▶ Goal
Your task is to copy the material exactly.

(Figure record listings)
☆ ☆ ☆

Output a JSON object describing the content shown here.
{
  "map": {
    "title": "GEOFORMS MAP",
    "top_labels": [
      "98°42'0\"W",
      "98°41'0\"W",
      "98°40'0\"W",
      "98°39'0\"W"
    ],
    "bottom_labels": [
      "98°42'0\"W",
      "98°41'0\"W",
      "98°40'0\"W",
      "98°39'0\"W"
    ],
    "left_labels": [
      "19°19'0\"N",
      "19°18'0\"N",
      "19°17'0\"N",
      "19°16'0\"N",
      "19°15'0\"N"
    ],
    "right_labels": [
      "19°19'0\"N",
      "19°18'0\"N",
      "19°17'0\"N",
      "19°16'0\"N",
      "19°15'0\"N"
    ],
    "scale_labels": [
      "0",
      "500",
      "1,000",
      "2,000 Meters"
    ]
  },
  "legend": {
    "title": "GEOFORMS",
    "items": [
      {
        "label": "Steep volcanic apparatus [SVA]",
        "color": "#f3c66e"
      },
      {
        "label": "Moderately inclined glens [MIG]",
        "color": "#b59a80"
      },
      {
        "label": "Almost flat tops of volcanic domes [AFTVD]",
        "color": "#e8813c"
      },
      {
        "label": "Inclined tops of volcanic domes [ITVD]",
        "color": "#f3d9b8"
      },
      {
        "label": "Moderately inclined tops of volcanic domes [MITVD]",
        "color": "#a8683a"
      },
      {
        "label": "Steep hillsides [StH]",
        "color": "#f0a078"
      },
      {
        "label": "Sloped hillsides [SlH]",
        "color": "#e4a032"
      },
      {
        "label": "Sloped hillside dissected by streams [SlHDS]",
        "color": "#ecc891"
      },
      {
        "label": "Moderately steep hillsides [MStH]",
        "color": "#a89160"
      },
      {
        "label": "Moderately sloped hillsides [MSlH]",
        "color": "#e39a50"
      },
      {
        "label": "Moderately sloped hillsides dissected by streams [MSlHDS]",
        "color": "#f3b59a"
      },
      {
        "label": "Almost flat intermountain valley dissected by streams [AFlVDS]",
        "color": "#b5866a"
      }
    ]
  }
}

☆ ☆ ☆

▶ Response to this task
Output a JSON object describing the content shown here.
{
  "map": {
    "title": "GEOFORMS MAP",
    "top_labels": [
      "98°42'0\"W",
      "98°41'0\"W",
      "98°40'0\"W",
      "98°39'0\"W"
    ],
    "bottom_labels": [
      "98°42'0\"W",
      "98°41'0\"W",
      "98°40'0\"W",
      "98°39'0\"W"
    ],
    "left_labels": [
      "19°19'0\"N",
      "19°18'0\"N",
      "19°17'0\"N",
      "19°16'0\"N",
      "19°15'0\"N"
    ],
    "right_labels": [
      "19°19'0\"N",
      "19°18'0\"N",
      "19°17'0\"N",
      "19°16'0\"N",
      "19°15'0\"N"
    ],
    "scale_labels": [
      "0",
      "500",
      "1,000",
      "2,000 Meters"
    ]
  },
  "legend": {
    "title": "GEOFORMS",
    "items": [
      {
        "label": "Steep volcanic apparatus [SVA]",
        "color": "#f3c66e"
      },
      {
        "label": "Moderately inclined glens [MIG]",
        "color": "#b59a80"
      },
      {
        "label": "Almost flat tops of volcanic domes [AFTVD]",
        "color": "#e8813c"
      },
      {
        "label": "Inclined tops of volcanic domes [ITVD]",
        "color": "#f3d9b8"
      },
      {
        "label": "Moderately inclined tops of volcanic domes [MITVD]",
        "color": "#a8683a"
      },
      {
        "label": "Steep hillsides [StH]",
        "color": "#f0a078"
      },
      {
        "label": "Sloped hillsides [SlH]",
        "color": "#e4a032"
      },
      {
        "label": "Sloped hillside dissected by streams [SlHDS]",
        "color": "#ecc891"
      },
      {
        "label": "Moderately steep hillsides [MStH]",
        "color": "#a89160"
      },
      {
        "label": "Moderately sloped hillsides [MSlH]",
        "color": "#e39a50"
      },
      {
        "label": "Moderately sloped hillsides dissected by streams [MSlHDS]",
        "color": "#f3b59a"
      },
      {
        "label": "Almost flat intermountain valley dissected by streams [AFlVDS]",
        "color": "#b5866a"
      }
    ]
  }
}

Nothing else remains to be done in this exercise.